◆ Your instructions
Copy all lines that contain the word "nunc".

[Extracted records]
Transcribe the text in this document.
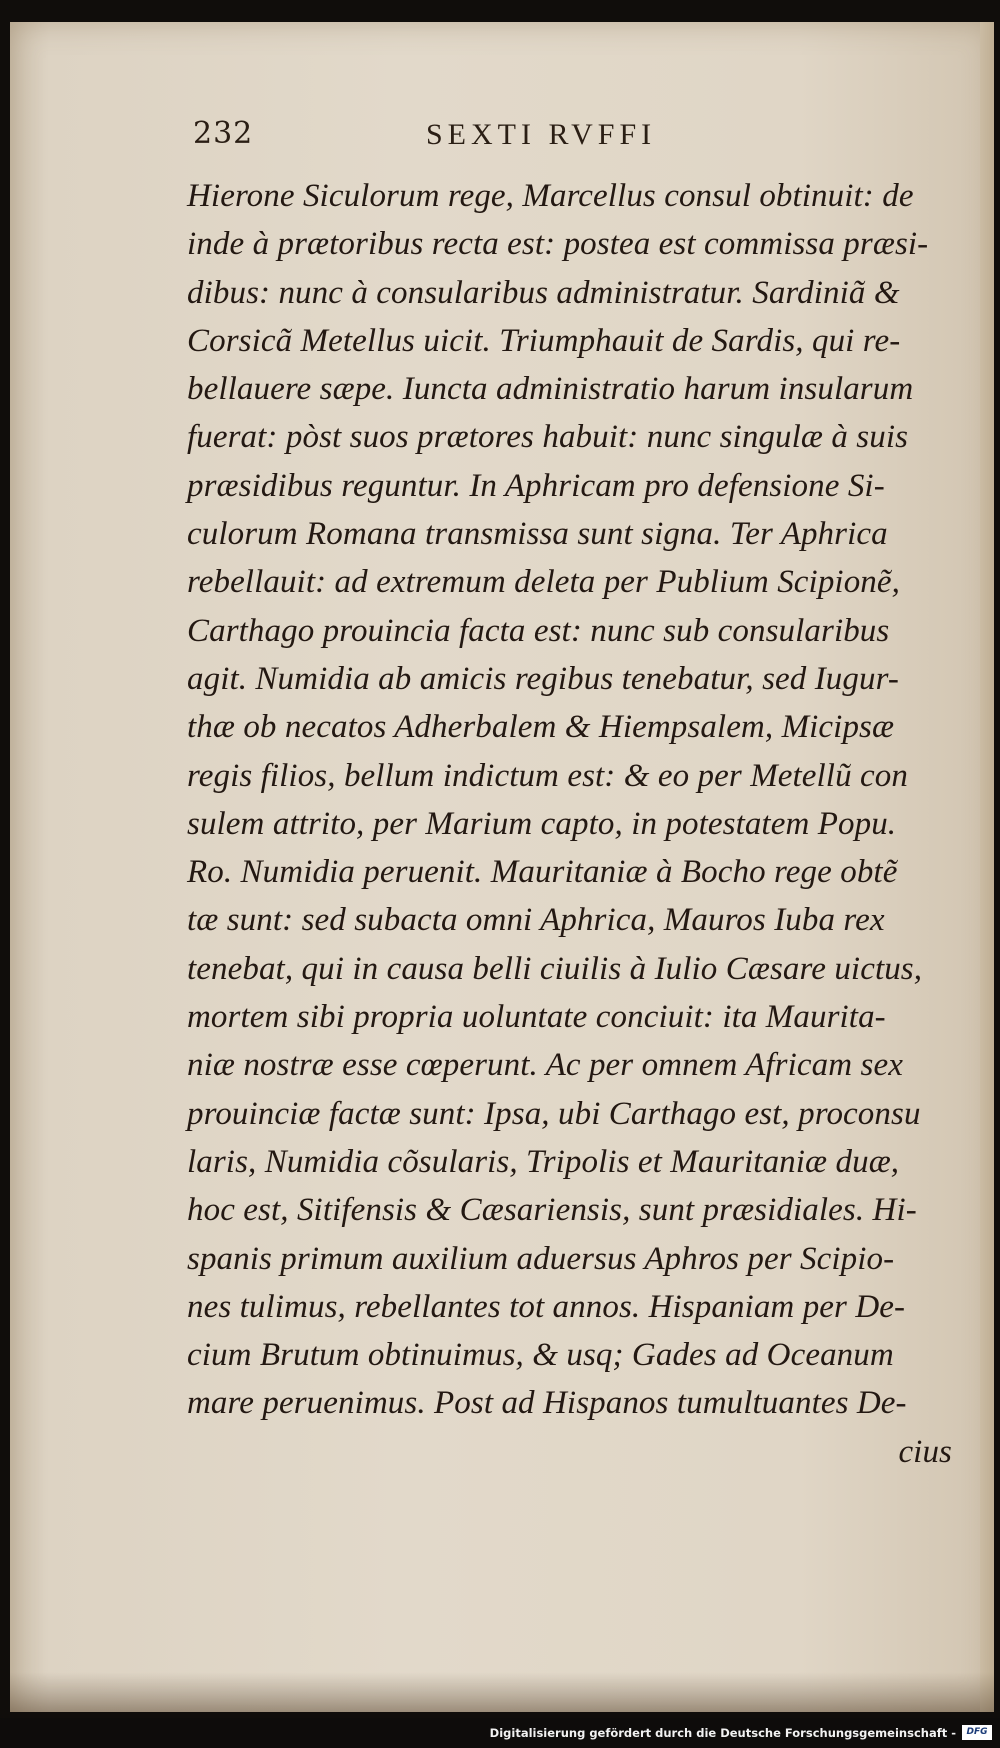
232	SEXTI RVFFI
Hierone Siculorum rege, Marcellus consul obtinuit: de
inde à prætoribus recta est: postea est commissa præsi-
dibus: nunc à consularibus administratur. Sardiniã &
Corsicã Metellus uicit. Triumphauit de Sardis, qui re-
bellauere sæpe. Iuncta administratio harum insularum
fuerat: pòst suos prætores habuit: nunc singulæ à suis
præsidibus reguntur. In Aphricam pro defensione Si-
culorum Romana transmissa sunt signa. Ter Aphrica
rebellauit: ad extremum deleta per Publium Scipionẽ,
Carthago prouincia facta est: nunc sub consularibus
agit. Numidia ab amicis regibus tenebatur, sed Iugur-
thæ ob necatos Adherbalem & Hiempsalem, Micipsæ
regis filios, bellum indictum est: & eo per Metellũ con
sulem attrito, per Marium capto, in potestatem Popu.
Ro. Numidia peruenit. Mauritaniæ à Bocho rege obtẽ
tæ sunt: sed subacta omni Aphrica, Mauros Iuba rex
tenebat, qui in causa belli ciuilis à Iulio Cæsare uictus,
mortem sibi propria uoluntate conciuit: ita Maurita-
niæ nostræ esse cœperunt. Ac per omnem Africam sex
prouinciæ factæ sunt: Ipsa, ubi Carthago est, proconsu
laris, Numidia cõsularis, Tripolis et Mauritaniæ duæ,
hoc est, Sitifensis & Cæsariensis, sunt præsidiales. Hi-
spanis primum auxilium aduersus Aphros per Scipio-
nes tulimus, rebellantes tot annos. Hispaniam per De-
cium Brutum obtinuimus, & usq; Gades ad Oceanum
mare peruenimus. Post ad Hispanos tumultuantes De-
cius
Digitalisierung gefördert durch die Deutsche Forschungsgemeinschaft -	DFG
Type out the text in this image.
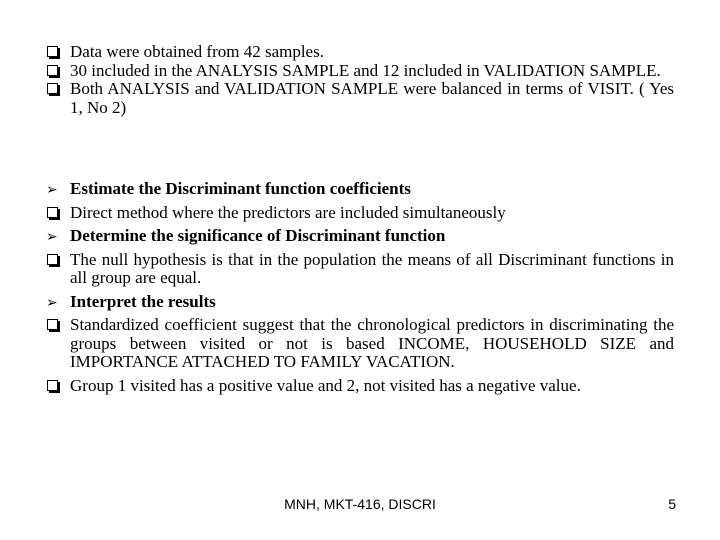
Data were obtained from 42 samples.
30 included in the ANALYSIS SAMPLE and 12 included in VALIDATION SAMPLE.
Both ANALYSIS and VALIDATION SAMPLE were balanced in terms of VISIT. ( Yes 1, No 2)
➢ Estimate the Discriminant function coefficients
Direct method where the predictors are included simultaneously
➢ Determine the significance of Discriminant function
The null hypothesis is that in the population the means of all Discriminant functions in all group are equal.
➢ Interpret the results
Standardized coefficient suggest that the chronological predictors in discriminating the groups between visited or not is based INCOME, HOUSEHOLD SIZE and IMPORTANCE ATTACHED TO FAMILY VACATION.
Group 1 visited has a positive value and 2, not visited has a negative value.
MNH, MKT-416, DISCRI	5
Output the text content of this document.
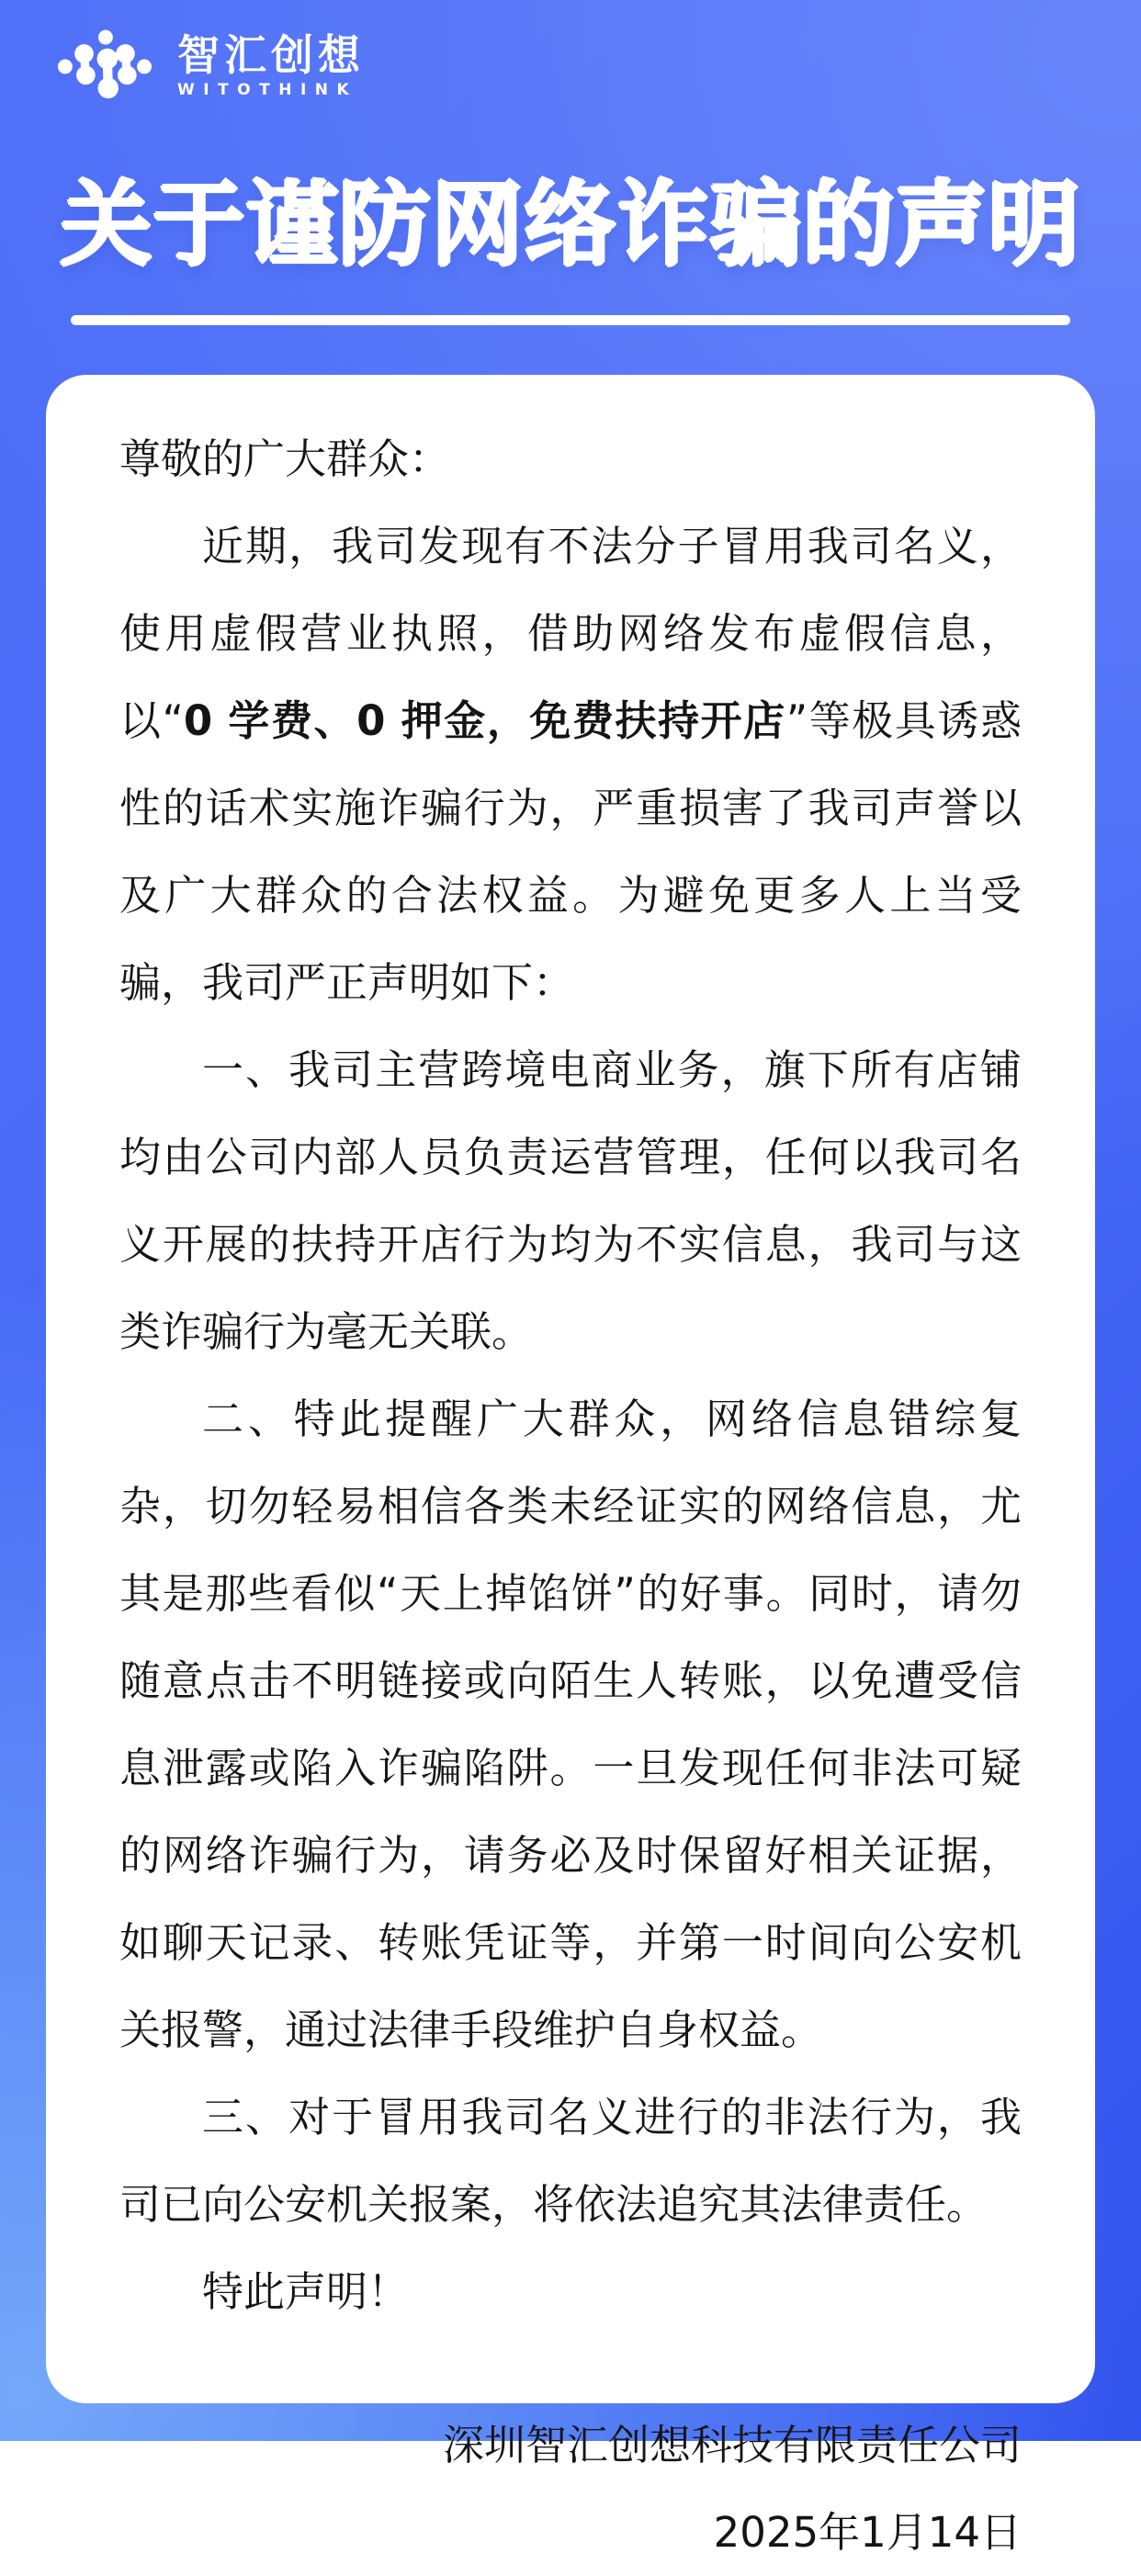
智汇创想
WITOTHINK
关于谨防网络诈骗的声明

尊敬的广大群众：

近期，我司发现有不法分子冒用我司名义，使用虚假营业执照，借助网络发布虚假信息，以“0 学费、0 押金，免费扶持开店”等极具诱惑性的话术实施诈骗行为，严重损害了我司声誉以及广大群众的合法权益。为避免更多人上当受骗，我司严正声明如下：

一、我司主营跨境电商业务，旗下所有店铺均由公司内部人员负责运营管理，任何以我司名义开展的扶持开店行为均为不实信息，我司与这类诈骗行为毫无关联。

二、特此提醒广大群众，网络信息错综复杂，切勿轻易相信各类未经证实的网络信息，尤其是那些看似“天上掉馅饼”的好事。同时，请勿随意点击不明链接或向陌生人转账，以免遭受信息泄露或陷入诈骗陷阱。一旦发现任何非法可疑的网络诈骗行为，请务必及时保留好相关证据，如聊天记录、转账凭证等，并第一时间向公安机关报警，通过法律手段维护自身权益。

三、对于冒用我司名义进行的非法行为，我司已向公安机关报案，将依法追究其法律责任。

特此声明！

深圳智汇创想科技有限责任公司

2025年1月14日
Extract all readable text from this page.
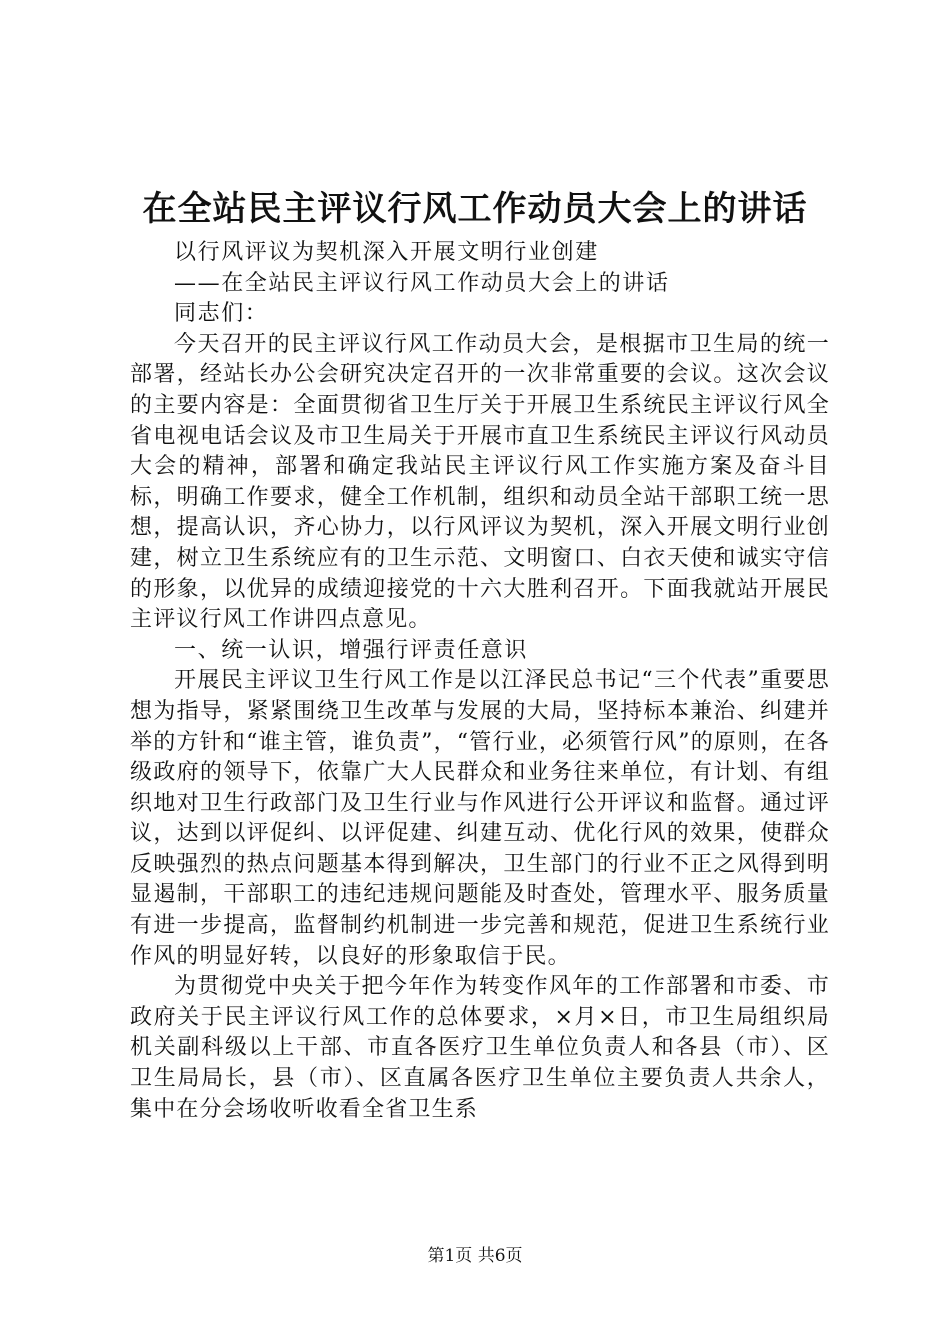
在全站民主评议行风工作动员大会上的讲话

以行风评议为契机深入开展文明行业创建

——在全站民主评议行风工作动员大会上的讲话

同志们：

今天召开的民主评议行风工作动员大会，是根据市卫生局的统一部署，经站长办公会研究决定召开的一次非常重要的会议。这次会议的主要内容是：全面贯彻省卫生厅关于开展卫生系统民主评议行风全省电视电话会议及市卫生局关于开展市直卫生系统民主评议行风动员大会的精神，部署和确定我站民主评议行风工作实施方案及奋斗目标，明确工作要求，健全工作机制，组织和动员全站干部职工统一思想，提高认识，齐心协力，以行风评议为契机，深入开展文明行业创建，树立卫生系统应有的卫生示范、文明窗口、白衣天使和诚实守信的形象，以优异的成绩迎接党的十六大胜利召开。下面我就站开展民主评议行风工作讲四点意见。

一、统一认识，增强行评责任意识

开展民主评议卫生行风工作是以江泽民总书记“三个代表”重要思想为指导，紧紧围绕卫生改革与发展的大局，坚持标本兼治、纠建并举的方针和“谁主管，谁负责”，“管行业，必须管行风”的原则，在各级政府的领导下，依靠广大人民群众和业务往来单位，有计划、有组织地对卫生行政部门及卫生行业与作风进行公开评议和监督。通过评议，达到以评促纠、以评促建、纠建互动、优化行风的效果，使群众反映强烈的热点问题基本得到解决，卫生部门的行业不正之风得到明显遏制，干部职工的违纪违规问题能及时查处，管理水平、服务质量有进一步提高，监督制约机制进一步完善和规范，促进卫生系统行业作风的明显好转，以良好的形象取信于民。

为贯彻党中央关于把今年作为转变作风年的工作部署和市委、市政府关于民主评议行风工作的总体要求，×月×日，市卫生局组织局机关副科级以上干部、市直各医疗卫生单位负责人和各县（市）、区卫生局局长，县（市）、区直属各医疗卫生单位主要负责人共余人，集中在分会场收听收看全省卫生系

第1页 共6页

◆ Result
dibus: nunc à consularibus administratur. Sardiniã &
fuerat: pòst suos prætores habuit: nunc singulæ à suis
Carthago prouincia facta est: nunc sub consularibus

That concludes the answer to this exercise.